» Task prompt
Drop the pictures from the entries below, then reproduce the rest exactly.

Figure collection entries
########
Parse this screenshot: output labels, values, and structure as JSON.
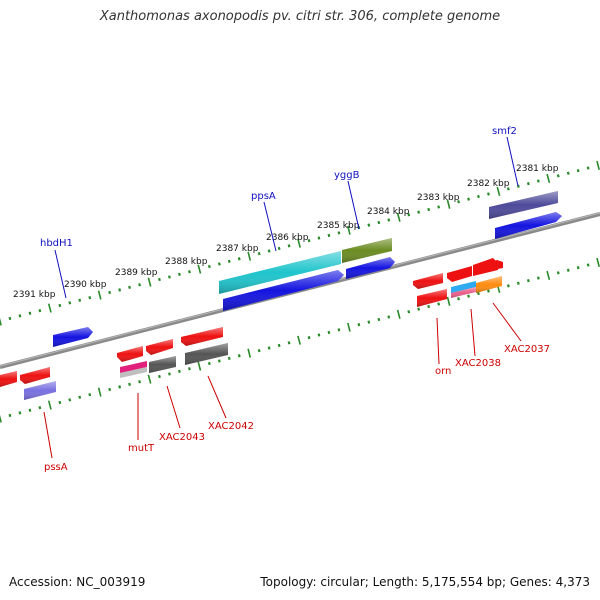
{
  "title": "Xanthomonas axonopodis pv. citri str. 306, complete genome",
  "footer": {
    "accession": "Accession: NC_003919",
    "topology": "Topology: circular; Length: 5,175,554 bp; Genes: 4,373"
  },
  "scale_labels": [
    "2381 kbp",
    "2382 kbp",
    "2383 kbp",
    "2384 kbp",
    "2385 kbp",
    "2386 kbp",
    "2387 kbp",
    "2388 kbp",
    "2389 kbp",
    "2390 kbp",
    "2391 kbp"
  ],
  "upper_labels": [
    "smf2",
    "yggB",
    "ppsA",
    "hbdH1"
  ],
  "lower_labels": [
    "XAC2037",
    "XAC2038",
    "orn",
    "XAC2042",
    "XAC2043",
    "mutT",
    "pssA"
  ],
  "colors": {
    "backbone": "#808080",
    "tick": "#2a8a2a",
    "label_blue": "#1010c0",
    "label_red": "#cc0000",
    "gene_blue": "#1414e0",
    "gene_red": "#ee1111",
    "gene_cyan": "#1fc4cc",
    "gene_olive": "#6b8c22",
    "gene_purple": "#4e4a9a",
    "gene_gray": "#555555",
    "gene_orange": "#ff8c10",
    "gene_pink": "#e0207a",
    "gene_lightblue": "#2eaaf0",
    "gene_lavender": "#7a70e0",
    "gene_lightgray": "#bfbfbf"
  }
}
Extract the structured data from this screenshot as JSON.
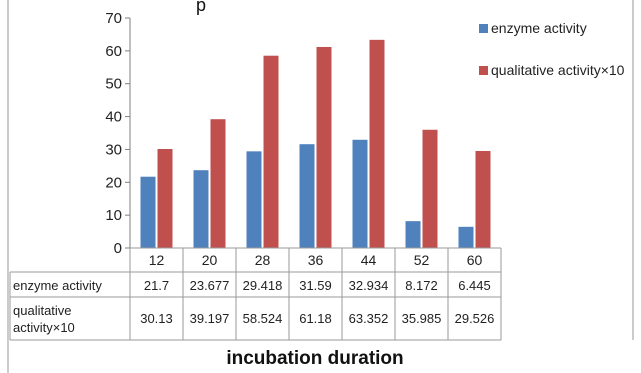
{
  "chart_data": {
    "type": "bar",
    "title": "",
    "xlabel": "incubation duration",
    "ylabel": "",
    "ylim": [
      0,
      70
    ],
    "yticks": [
      0,
      10,
      20,
      30,
      40,
      50,
      60,
      70
    ],
    "categories": [
      "12",
      "20",
      "28",
      "36",
      "44",
      "52",
      "60"
    ],
    "series": [
      {
        "name": "enzyme activity",
        "color": "#4F81BD",
        "values": [
          21.7,
          23.677,
          29.418,
          31.59,
          32.934,
          8.172,
          6.445
        ],
        "table_labels": [
          "21.7",
          "23.677",
          "29.418",
          "31.59",
          "32.934",
          "8.172",
          "6.445"
        ]
      },
      {
        "name": "qualitative activity×10",
        "table_row_label": [
          "qualitative",
          "activity×10"
        ],
        "color": "#C0504D",
        "values": [
          30.13,
          39.197,
          58.524,
          61.18,
          63.352,
          35.985,
          29.526
        ],
        "table_labels": [
          "30.13",
          "39.197",
          "58.524",
          "61.18",
          "63.352",
          "35.985",
          "29.526"
        ]
      }
    ],
    "grid": false,
    "legend_position": "right",
    "data_table": true
  },
  "top_caption_fragment": "p"
}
########
» Answer space
Parse this screenshot: output labels, values, and structure as JSON.
{
  "title": "Xanthomonas axonopodis pv. citri str. 306, complete genome",
  "footer": {
    "accession": "Accession: NC_003919",
    "topology": "Topology: circular; Length: 5,175,554 bp; Genes: 4,373"
  },
  "scale_labels": [
    "2381 kbp",
    "2382 kbp",
    "2383 kbp",
    "2384 kbp",
    "2385 kbp",
    "2386 kbp",
    "2387 kbp",
    "2388 kbp",
    "2389 kbp",
    "2390 kbp",
    "2391 kbp"
  ],
  "upper_labels": [
    "smf2",
    "yggB",
    "ppsA",
    "hbdH1"
  ],
  "lower_labels": [
    "XAC2037",
    "XAC2038",
    "orn",
    "XAC2042",
    "XAC2043",
    "mutT",
    "pssA"
  ],
  "colors": {
    "backbone": "#808080",
    "tick": "#2a8a2a",
    "label_blue": "#1010c0",
    "label_red": "#cc0000",
    "gene_blue": "#1414e0",
    "gene_red": "#ee1111",
    "gene_cyan": "#1fc4cc",
    "gene_olive": "#6b8c22",
    "gene_purple": "#4e4a9a",
    "gene_gray": "#555555",
    "gene_orange": "#ff8c10",
    "gene_pink": "#e0207a",
    "gene_lightblue": "#2eaaf0",
    "gene_lavender": "#7a70e0",
    "gene_lightgray": "#bfbfbf"
  }
}
Extract the structured data from this screenshot as JSON.
{
  "chart_data": {
    "type": "bar",
    "title": "",
    "xlabel": "incubation duration",
    "ylabel": "",
    "ylim": [
      0,
      70
    ],
    "yticks": [
      0,
      10,
      20,
      30,
      40,
      50,
      60,
      70
    ],
    "categories": [
      "12",
      "20",
      "28",
      "36",
      "44",
      "52",
      "60"
    ],
    "series": [
      {
        "name": "enzyme activity",
        "color": "#4F81BD",
        "values": [
          21.7,
          23.677,
          29.418,
          31.59,
          32.934,
          8.172,
          6.445
        ],
        "table_labels": [
          "21.7",
          "23.677",
          "29.418",
          "31.59",
          "32.934",
          "8.172",
          "6.445"
        ]
      },
      {
        "name": "qualitative activity×10",
        "table_row_label": [
          "qualitative",
          "activity×10"
        ],
        "color": "#C0504D",
        "values": [
          30.13,
          39.197,
          58.524,
          61.18,
          63.352,
          35.985,
          29.526
        ],
        "table_labels": [
          "30.13",
          "39.197",
          "58.524",
          "61.18",
          "63.352",
          "35.985",
          "29.526"
        ]
      }
    ],
    "grid": false,
    "legend_position": "right",
    "data_table": true
  },
  "top_caption_fragment": "p"
}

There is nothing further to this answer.